--- Task description ---
Every line of the material below should be repeated exactly.

----------

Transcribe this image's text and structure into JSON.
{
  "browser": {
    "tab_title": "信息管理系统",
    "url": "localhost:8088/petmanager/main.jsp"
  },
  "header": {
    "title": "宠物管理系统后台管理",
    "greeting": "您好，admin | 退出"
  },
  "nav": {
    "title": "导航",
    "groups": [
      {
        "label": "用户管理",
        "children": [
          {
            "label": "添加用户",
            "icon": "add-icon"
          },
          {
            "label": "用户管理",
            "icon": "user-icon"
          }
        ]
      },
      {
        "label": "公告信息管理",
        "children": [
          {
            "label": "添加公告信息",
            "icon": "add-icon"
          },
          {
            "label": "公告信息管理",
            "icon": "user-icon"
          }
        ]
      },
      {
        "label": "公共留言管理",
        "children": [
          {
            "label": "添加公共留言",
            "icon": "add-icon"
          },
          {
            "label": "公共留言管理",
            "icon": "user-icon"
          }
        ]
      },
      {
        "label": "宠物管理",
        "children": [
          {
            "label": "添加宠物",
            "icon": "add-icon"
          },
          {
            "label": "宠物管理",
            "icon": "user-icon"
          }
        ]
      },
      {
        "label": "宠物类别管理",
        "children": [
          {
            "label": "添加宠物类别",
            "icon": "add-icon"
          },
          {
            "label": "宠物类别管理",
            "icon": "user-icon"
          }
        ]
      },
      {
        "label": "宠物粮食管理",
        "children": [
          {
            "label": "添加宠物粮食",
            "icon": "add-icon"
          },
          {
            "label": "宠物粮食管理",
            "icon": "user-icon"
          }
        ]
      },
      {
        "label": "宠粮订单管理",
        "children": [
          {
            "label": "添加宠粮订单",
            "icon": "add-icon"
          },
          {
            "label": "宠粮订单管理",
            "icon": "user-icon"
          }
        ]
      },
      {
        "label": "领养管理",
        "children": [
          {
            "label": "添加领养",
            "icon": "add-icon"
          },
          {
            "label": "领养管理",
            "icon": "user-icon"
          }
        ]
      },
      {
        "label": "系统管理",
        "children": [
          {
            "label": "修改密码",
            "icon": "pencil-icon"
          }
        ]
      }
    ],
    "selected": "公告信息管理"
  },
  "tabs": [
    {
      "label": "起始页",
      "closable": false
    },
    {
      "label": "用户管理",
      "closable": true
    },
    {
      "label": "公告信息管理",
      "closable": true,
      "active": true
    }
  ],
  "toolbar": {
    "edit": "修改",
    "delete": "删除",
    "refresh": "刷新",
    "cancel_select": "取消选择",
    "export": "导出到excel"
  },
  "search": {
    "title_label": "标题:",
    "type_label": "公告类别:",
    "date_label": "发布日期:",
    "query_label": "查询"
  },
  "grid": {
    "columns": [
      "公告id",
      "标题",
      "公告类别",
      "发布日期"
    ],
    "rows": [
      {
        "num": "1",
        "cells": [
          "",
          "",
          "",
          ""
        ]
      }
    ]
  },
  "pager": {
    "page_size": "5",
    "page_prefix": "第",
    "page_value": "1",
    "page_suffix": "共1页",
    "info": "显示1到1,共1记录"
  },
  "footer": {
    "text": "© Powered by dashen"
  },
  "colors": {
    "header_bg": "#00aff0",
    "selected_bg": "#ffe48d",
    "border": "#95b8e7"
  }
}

----------

--- Result for this exercise ---
Transcribe this image's text and structure into JSON.
{
  "browser": {
    "tab_title": "信息管理系统",
    "url": "localhost:8088/petmanager/main.jsp"
  },
  "header": {
    "title": "宠物管理系统后台管理",
    "greeting": "您好，admin | 退出"
  },
  "nav": {
    "title": "导航",
    "groups": [
      {
        "label": "用户管理",
        "children": [
          {
            "label": "添加用户",
            "icon": "add-icon"
          },
          {
            "label": "用户管理",
            "icon": "user-icon"
          }
        ]
      },
      {
        "label": "公告信息管理",
        "children": [
          {
            "label": "添加公告信息",
            "icon": "add-icon"
          },
          {
            "label": "公告信息管理",
            "icon": "user-icon"
          }
        ]
      },
      {
        "label": "公共留言管理",
        "children": [
          {
            "label": "添加公共留言",
            "icon": "add-icon"
          },
          {
            "label": "公共留言管理",
            "icon": "user-icon"
          }
        ]
      },
      {
        "label": "宠物管理",
        "children": [
          {
            "label": "添加宠物",
            "icon": "add-icon"
          },
          {
            "label": "宠物管理",
            "icon": "user-icon"
          }
        ]
      },
      {
        "label": "宠物类别管理",
        "children": [
          {
            "label": "添加宠物类别",
            "icon": "add-icon"
          },
          {
            "label": "宠物类别管理",
            "icon": "user-icon"
          }
        ]
      },
      {
        "label": "宠物粮食管理",
        "children": [
          {
            "label": "添加宠物粮食",
            "icon": "add-icon"
          },
          {
            "label": "宠物粮食管理",
            "icon": "user-icon"
          }
        ]
      },
      {
        "label": "宠粮订单管理",
        "children": [
          {
            "label": "添加宠粮订单",
            "icon": "add-icon"
          },
          {
            "label": "宠粮订单管理",
            "icon": "user-icon"
          }
        ]
      },
      {
        "label": "领养管理",
        "children": [
          {
            "label": "添加领养",
            "icon": "add-icon"
          },
          {
            "label": "领养管理",
            "icon": "user-icon"
          }
        ]
      },
      {
        "label": "系统管理",
        "children": [
          {
            "label": "修改密码",
            "icon": "pencil-icon"
          }
        ]
      }
    ],
    "selected": "公告信息管理"
  },
  "tabs": [
    {
      "label": "起始页",
      "closable": false
    },
    {
      "label": "用户管理",
      "closable": true
    },
    {
      "label": "公告信息管理",
      "closable": true,
      "active": true
    }
  ],
  "toolbar": {
    "edit": "修改",
    "delete": "删除",
    "refresh": "刷新",
    "cancel_select": "取消选择",
    "export": "导出到excel"
  },
  "search": {
    "title_label": "标题:",
    "type_label": "公告类别:",
    "date_label": "发布日期:",
    "query_label": "查询"
  },
  "grid": {
    "columns": [
      "公告id",
      "标题",
      "公告类别",
      "发布日期"
    ],
    "rows": [
      {
        "num": "1",
        "cells": [
          "",
          "",
          "",
          ""
        ]
      }
    ]
  },
  "pager": {
    "page_size": "5",
    "page_prefix": "第",
    "page_value": "1",
    "page_suffix": "共1页",
    "info": "显示1到1,共1记录"
  },
  "footer": {
    "text": "© Powered by dashen"
  },
  "colors": {
    "header_bg": "#00aff0",
    "selected_bg": "#ffe48d",
    "border": "#95b8e7"
  }
}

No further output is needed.